**What to work on:** Retype each line exactly. Skip images.
## begin
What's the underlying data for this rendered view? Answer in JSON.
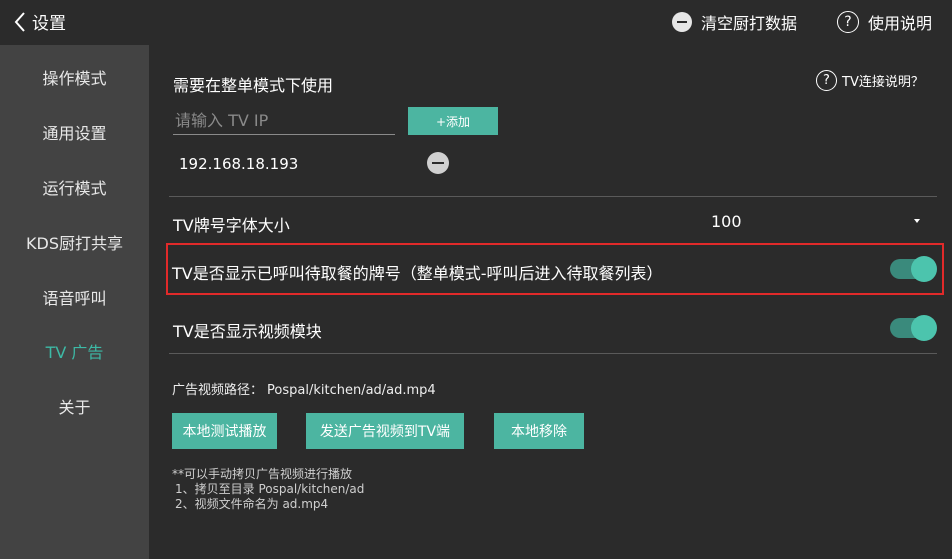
{
  "header": {
    "back_label": "设置",
    "clear_label": "清空厨打数据",
    "help_label": "使用说明"
  },
  "sidebar": {
    "items": [
      {
        "label": "操作模式"
      },
      {
        "label": "通用设置"
      },
      {
        "label": "运行模式"
      },
      {
        "label": "KDS厨打共享"
      },
      {
        "label": "语音呼叫"
      },
      {
        "label": "TV 广告",
        "active": true
      },
      {
        "label": "关于"
      }
    ]
  },
  "main": {
    "mode_note": "需要在整单模式下使用",
    "tv_help_label": "TV连接说明？",
    "ip_placeholder": "请输入 TV IP",
    "add_label": "+添加",
    "ips": [
      "192.168.18.193"
    ],
    "font_size_label": "TV牌号字体大小",
    "font_size_value": "100",
    "show_waiting_label": "TV是否显示已呼叫待取餐的牌号（整单模式-呼叫后进入待取餐列表）",
    "show_waiting_on": true,
    "show_video_label": "TV是否显示视频模块",
    "show_video_on": true,
    "video_path_label": "广告视频路径：",
    "video_path_value": "Pospal/kitchen/ad/ad.mp4",
    "btn_local_test": "本地测试播放",
    "btn_send": "发送广告视频到TV端",
    "btn_remove": "本地移除",
    "notes": [
      "**可以手动拷贝广告视频进行播放",
      "1、拷贝至目录 Pospal/kitchen/ad",
      "2、视频文件命名为 ad.mp4"
    ]
  },
  "colors": {
    "accent": "#4cb5a1",
    "sidebar_bg": "#434343",
    "content_bg": "#2b2b2b",
    "highlight": "#e12a2a"
  }
}
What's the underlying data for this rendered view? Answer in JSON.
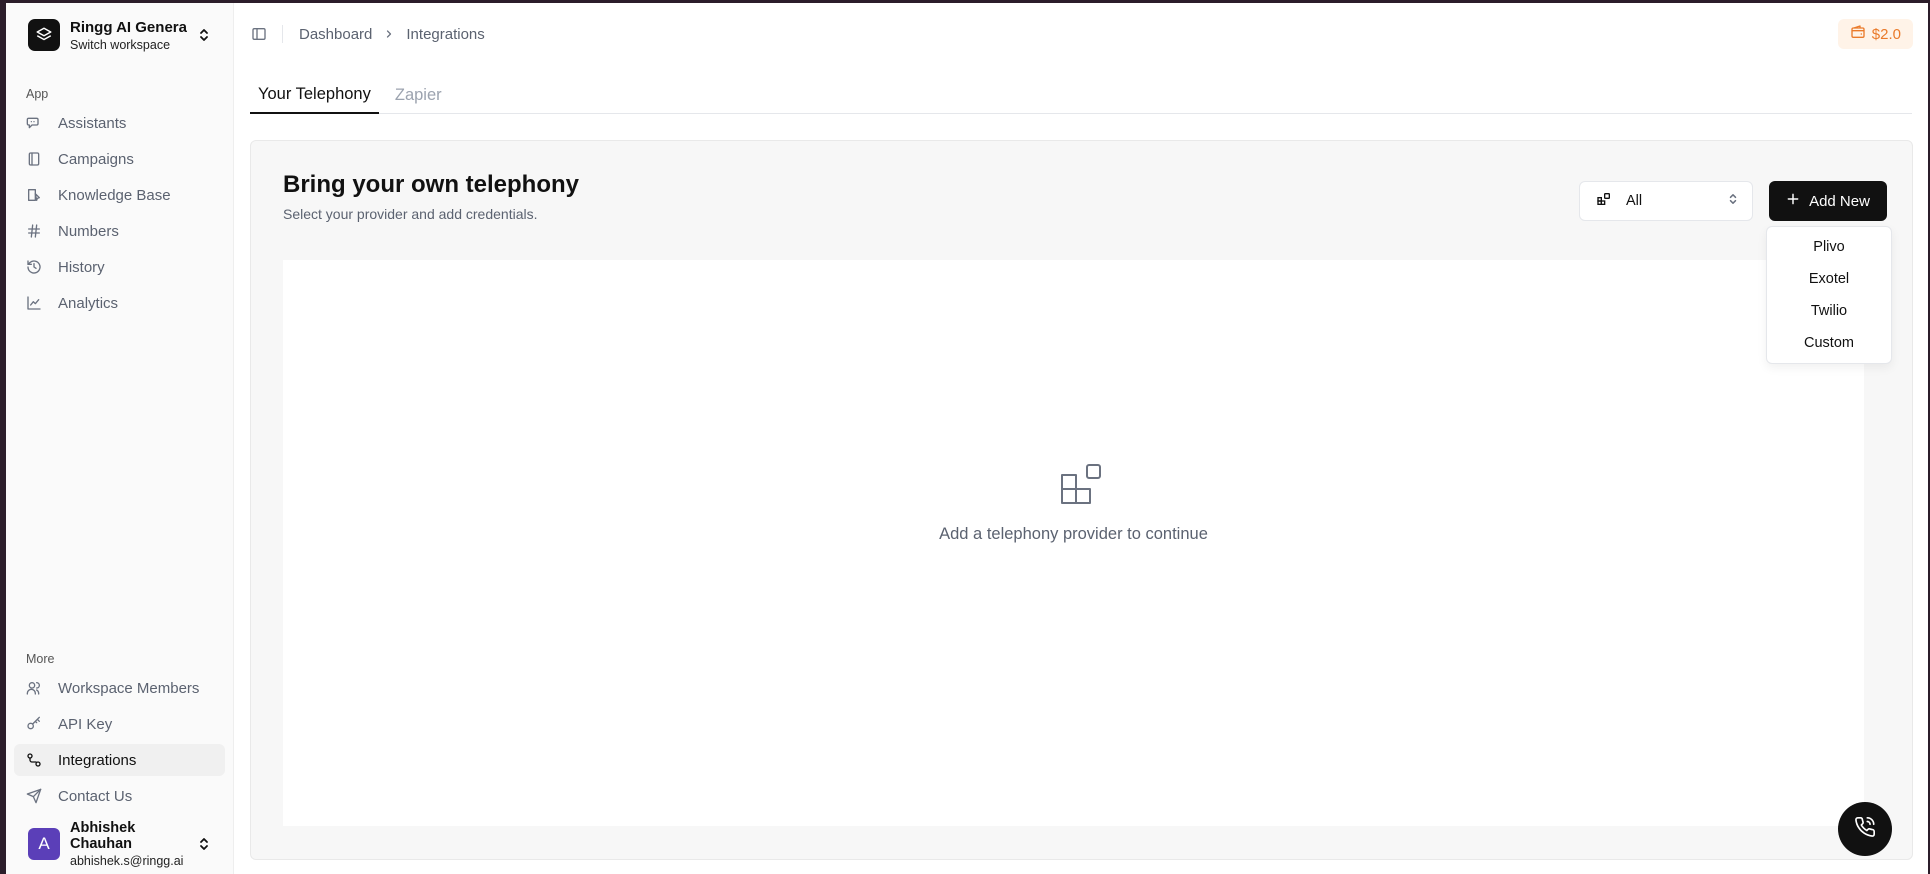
{
  "workspace": {
    "name": "Ringg AI General ...",
    "subtitle": "Switch workspace",
    "icon": "layers-icon"
  },
  "sidebar": {
    "app_label": "App",
    "app_items": [
      {
        "label": "Assistants",
        "icon": "chat-icon"
      },
      {
        "label": "Campaigns",
        "icon": "campaign-icon"
      },
      {
        "label": "Knowledge Base",
        "icon": "book-icon"
      },
      {
        "label": "Numbers",
        "icon": "hash-icon"
      },
      {
        "label": "History",
        "icon": "history-icon"
      },
      {
        "label": "Analytics",
        "icon": "chart-icon"
      }
    ],
    "more_label": "More",
    "more_items": [
      {
        "label": "Workspace Members",
        "icon": "users-icon"
      },
      {
        "label": "API Key",
        "icon": "key-icon"
      },
      {
        "label": "Integrations",
        "icon": "integrations-icon",
        "active": true
      },
      {
        "label": "Contact Us",
        "icon": "send-icon"
      }
    ]
  },
  "user": {
    "initial": "A",
    "name": "Abhishek Chauhan",
    "email": "abhishek.s@ringg.ai",
    "avatar_color": "#5b3fb8"
  },
  "breadcrumb": {
    "items": [
      "Dashboard",
      "Integrations"
    ]
  },
  "credits": {
    "value": "$2.0",
    "color": "#ea7a2a"
  },
  "tabs": [
    {
      "label": "Your Telephony",
      "active": true
    },
    {
      "label": "Zapier",
      "active": false
    }
  ],
  "panel": {
    "title": "Bring your own telephony",
    "subtitle": "Select your provider and add credentials.",
    "filter_value": "All",
    "add_label": "Add New",
    "empty_text": "Add a telephony provider to continue"
  },
  "dropdown": {
    "options": [
      "Plivo",
      "Exotel",
      "Twilio",
      "Custom"
    ]
  }
}
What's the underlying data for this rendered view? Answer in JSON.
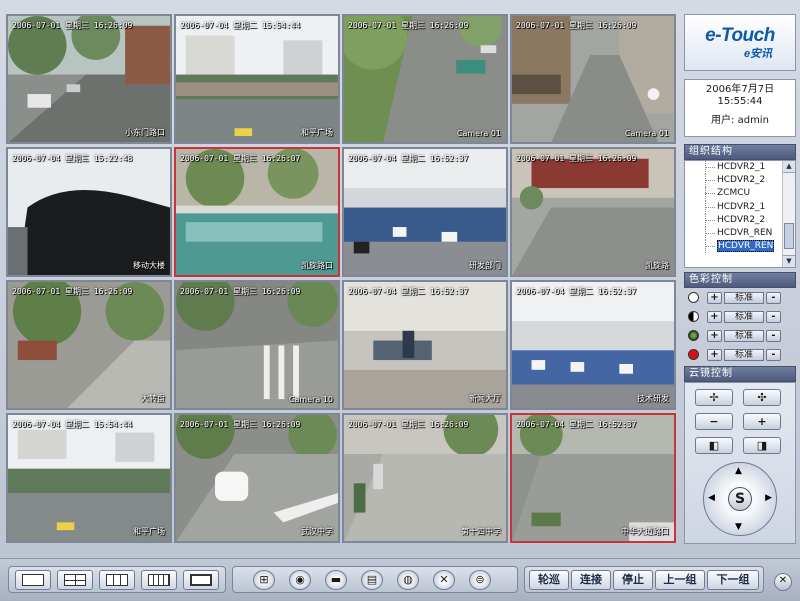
{
  "cameras": [
    {
      "timestamp": "2006-07-01  星期三  16:26:09",
      "name": "小东门路口"
    },
    {
      "timestamp": "2006-07-04  星期二  15:54:44",
      "name": "和平广场"
    },
    {
      "timestamp": "2006-07-01  星期三  16:26:09",
      "name": "Camera 01"
    },
    {
      "timestamp": "2006-07-01  星期三  16:26:09",
      "name": "Camera 01"
    },
    {
      "timestamp": "2006-07-04  星期三  15:22:48",
      "name": "移动大楼"
    },
    {
      "timestamp": "2006-07-01  星期三  16:26:07",
      "name": "凯旋路口"
    },
    {
      "timestamp": "2006-07-04  星期二  16:52:37",
      "name": "研发部门"
    },
    {
      "timestamp": "2006-07-01  星期三  16:26:09",
      "name": "凯旋路"
    },
    {
      "timestamp": "2006-07-01  星期三  16:26:09",
      "name": "大转盘"
    },
    {
      "timestamp": "2006-07-01  星期三  16:26:09",
      "name": "Camera 10"
    },
    {
      "timestamp": "2006-07-04  星期二  16:52:37",
      "name": "新闻大厅"
    },
    {
      "timestamp": "2006-07-04  星期二  16:52:37",
      "name": "技术研发"
    },
    {
      "timestamp": "2006-07-04  星期二  15:54:44",
      "name": "和平广场"
    },
    {
      "timestamp": "2006-07-01  星期三  16:26:09",
      "name": "武汉中学"
    },
    {
      "timestamp": "2006-07-01  星期三  16:26:09",
      "name": "第十四中学"
    },
    {
      "timestamp": "2006-07-04  星期二  16:52:37",
      "name": "中华大道路口"
    }
  ],
  "logo": {
    "line1": "e-Touch",
    "line2": "e安讯"
  },
  "info": {
    "date": "2006年7月7日",
    "time": "15:55:44",
    "user": "用户: admin"
  },
  "tree": {
    "title": "组织结构",
    "items": [
      "HCDVR2_1",
      "HCDVR2_2",
      "ZCMCU",
      "HCDVR2_1",
      "HCDVR2_2",
      "HCDVR_REN",
      "HCDVR_REN"
    ],
    "selected_index": 6,
    "scroll_up": "▲",
    "scroll_down": "▼"
  },
  "color_control": {
    "title": "色彩控制",
    "rows": [
      {
        "icon": "brightness-icon",
        "label": "标准"
      },
      {
        "icon": "contrast-icon",
        "label": "标准"
      },
      {
        "icon": "saturation-icon",
        "label": "标准"
      },
      {
        "icon": "hue-icon",
        "label": "标准"
      }
    ],
    "minus": "-",
    "plus": "+"
  },
  "ptz": {
    "title": "云镜控制",
    "zoom_out": "✢",
    "zoom_in": "✣",
    "focus_minus": "−",
    "focus_plus": "+",
    "iris_close": "◧",
    "iris_open": "◨",
    "arrow_up": "▲",
    "arrow_down": "▼",
    "arrow_left": "◀",
    "arrow_right": "▶",
    "center": "S"
  },
  "bottom": {
    "layout_buttons": [
      "layout-1x1",
      "layout-2x2",
      "layout-3x3",
      "layout-4x4",
      "layout-fullscreen"
    ],
    "tool_icons": [
      "record-icon",
      "snapshot-icon",
      "folder-icon",
      "playback-icon",
      "audio-icon",
      "settings-icon",
      "exit-icon"
    ],
    "actions": [
      "轮巡",
      "连接",
      "停止",
      "上一组",
      "下一组"
    ],
    "close": "✕"
  },
  "colors": {
    "panel_title": "#5a6888",
    "selected_border": "#c9333a",
    "highlight": "#316ac5"
  }
}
## end
**Worked answer:**
What's the underlying data for this rendered view? Answer in JSON.
{
  "header": {
    "back_label": "设置",
    "clear_label": "清空厨打数据",
    "help_label": "使用说明"
  },
  "sidebar": {
    "items": [
      {
        "label": "操作模式"
      },
      {
        "label": "通用设置"
      },
      {
        "label": "运行模式"
      },
      {
        "label": "KDS厨打共享"
      },
      {
        "label": "语音呼叫"
      },
      {
        "label": "TV 广告",
        "active": true
      },
      {
        "label": "关于"
      }
    ]
  },
  "main": {
    "mode_note": "需要在整单模式下使用",
    "tv_help_label": "TV连接说明？",
    "ip_placeholder": "请输入 TV IP",
    "add_label": "+添加",
    "ips": [
      "192.168.18.193"
    ],
    "font_size_label": "TV牌号字体大小",
    "font_size_value": "100",
    "show_waiting_label": "TV是否显示已呼叫待取餐的牌号（整单模式-呼叫后进入待取餐列表）",
    "show_waiting_on": true,
    "show_video_label": "TV是否显示视频模块",
    "show_video_on": true,
    "video_path_label": "广告视频路径：",
    "video_path_value": "Pospal/kitchen/ad/ad.mp4",
    "btn_local_test": "本地测试播放",
    "btn_send": "发送广告视频到TV端",
    "btn_remove": "本地移除",
    "notes": [
      "**可以手动拷贝广告视频进行播放",
      "1、拷贝至目录 Pospal/kitchen/ad",
      "2、视频文件命名为 ad.mp4"
    ]
  },
  "colors": {
    "accent": "#4cb5a1",
    "sidebar_bg": "#434343",
    "content_bg": "#2b2b2b",
    "highlight": "#e12a2a"
  }
}
What's the underlying data for this rendered view? Answer in JSON.
{
  "workspace": {
    "name": "Ringg AI General ...",
    "subtitle": "Switch workspace",
    "icon": "layers-icon"
  },
  "sidebar": {
    "app_label": "App",
    "app_items": [
      {
        "label": "Assistants",
        "icon": "chat-icon"
      },
      {
        "label": "Campaigns",
        "icon": "campaign-icon"
      },
      {
        "label": "Knowledge Base",
        "icon": "book-icon"
      },
      {
        "label": "Numbers",
        "icon": "hash-icon"
      },
      {
        "label": "History",
        "icon": "history-icon"
      },
      {
        "label": "Analytics",
        "icon": "chart-icon"
      }
    ],
    "more_label": "More",
    "more_items": [
      {
        "label": "Workspace Members",
        "icon": "users-icon"
      },
      {
        "label": "API Key",
        "icon": "key-icon"
      },
      {
        "label": "Integrations",
        "icon": "integrations-icon",
        "active": true
      },
      {
        "label": "Contact Us",
        "icon": "send-icon"
      }
    ]
  },
  "user": {
    "initial": "A",
    "name": "Abhishek Chauhan",
    "email": "abhishek.s@ringg.ai",
    "avatar_color": "#5b3fb8"
  },
  "breadcrumb": {
    "items": [
      "Dashboard",
      "Integrations"
    ]
  },
  "credits": {
    "value": "$2.0",
    "color": "#ea7a2a"
  },
  "tabs": [
    {
      "label": "Your Telephony",
      "active": true
    },
    {
      "label": "Zapier",
      "active": false
    }
  ],
  "panel": {
    "title": "Bring your own telephony",
    "subtitle": "Select your provider and add credentials.",
    "filter_value": "All",
    "add_label": "Add New",
    "empty_text": "Add a telephony provider to continue"
  },
  "dropdown": {
    "options": [
      "Plivo",
      "Exotel",
      "Twilio",
      "Custom"
    ]
  }
}
What's the underlying data for this rendered view? Answer in JSON.
{
  "cameras": [
    {
      "timestamp": "2006-07-01  星期三  16:26:09",
      "name": "小东门路口"
    },
    {
      "timestamp": "2006-07-04  星期二  15:54:44",
      "name": "和平广场"
    },
    {
      "timestamp": "2006-07-01  星期三  16:26:09",
      "name": "Camera 01"
    },
    {
      "timestamp": "2006-07-01  星期三  16:26:09",
      "name": "Camera 01"
    },
    {
      "timestamp": "2006-07-04  星期三  15:22:48",
      "name": "移动大楼"
    },
    {
      "timestamp": "2006-07-01  星期三  16:26:07",
      "name": "凯旋路口"
    },
    {
      "timestamp": "2006-07-04  星期二  16:52:37",
      "name": "研发部门"
    },
    {
      "timestamp": "2006-07-01  星期三  16:26:09",
      "name": "凯旋路"
    },
    {
      "timestamp": "2006-07-01  星期三  16:26:09",
      "name": "大转盘"
    },
    {
      "timestamp": "2006-07-01  星期三  16:26:09",
      "name": "Camera 10"
    },
    {
      "timestamp": "2006-07-04  星期二  16:52:37",
      "name": "新闻大厅"
    },
    {
      "timestamp": "2006-07-04  星期二  16:52:37",
      "name": "技术研发"
    },
    {
      "timestamp": "2006-07-04  星期二  15:54:44",
      "name": "和平广场"
    },
    {
      "timestamp": "2006-07-01  星期三  16:26:09",
      "name": "武汉中学"
    },
    {
      "timestamp": "2006-07-01  星期三  16:26:09",
      "name": "第十四中学"
    },
    {
      "timestamp": "2006-07-04  星期二  16:52:37",
      "name": "中华大道路口"
    }
  ],
  "logo": {
    "line1": "e-Touch",
    "line2": "e安讯"
  },
  "info": {
    "date": "2006年7月7日",
    "time": "15:55:44",
    "user": "用户: admin"
  },
  "tree": {
    "title": "组织结构",
    "items": [
      "HCDVR2_1",
      "HCDVR2_2",
      "ZCMCU",
      "HCDVR2_1",
      "HCDVR2_2",
      "HCDVR_REN",
      "HCDVR_REN"
    ],
    "selected_index": 6,
    "scroll_up": "▲",
    "scroll_down": "▼"
  },
  "color_control": {
    "title": "色彩控制",
    "rows": [
      {
        "icon": "brightness-icon",
        "label": "标准"
      },
      {
        "icon": "contrast-icon",
        "label": "标准"
      },
      {
        "icon": "saturation-icon",
        "label": "标准"
      },
      {
        "icon": "hue-icon",
        "label": "标准"
      }
    ],
    "minus": "-",
    "plus": "+"
  },
  "ptz": {
    "title": "云镜控制",
    "zoom_out": "✢",
    "zoom_in": "✣",
    "focus_minus": "−",
    "focus_plus": "+",
    "iris_close": "◧",
    "iris_open": "◨",
    "arrow_up": "▲",
    "arrow_down": "▼",
    "arrow_left": "◀",
    "arrow_right": "▶",
    "center": "S"
  },
  "bottom": {
    "layout_buttons": [
      "layout-1x1",
      "layout-2x2",
      "layout-3x3",
      "layout-4x4",
      "layout-fullscreen"
    ],
    "tool_icons": [
      "record-icon",
      "snapshot-icon",
      "folder-icon",
      "playback-icon",
      "audio-icon",
      "settings-icon",
      "exit-icon"
    ],
    "actions": [
      "轮巡",
      "连接",
      "停止",
      "上一组",
      "下一组"
    ],
    "close": "✕"
  },
  "colors": {
    "panel_title": "#5a6888",
    "selected_border": "#c9333a",
    "highlight": "#316ac5"
  }
}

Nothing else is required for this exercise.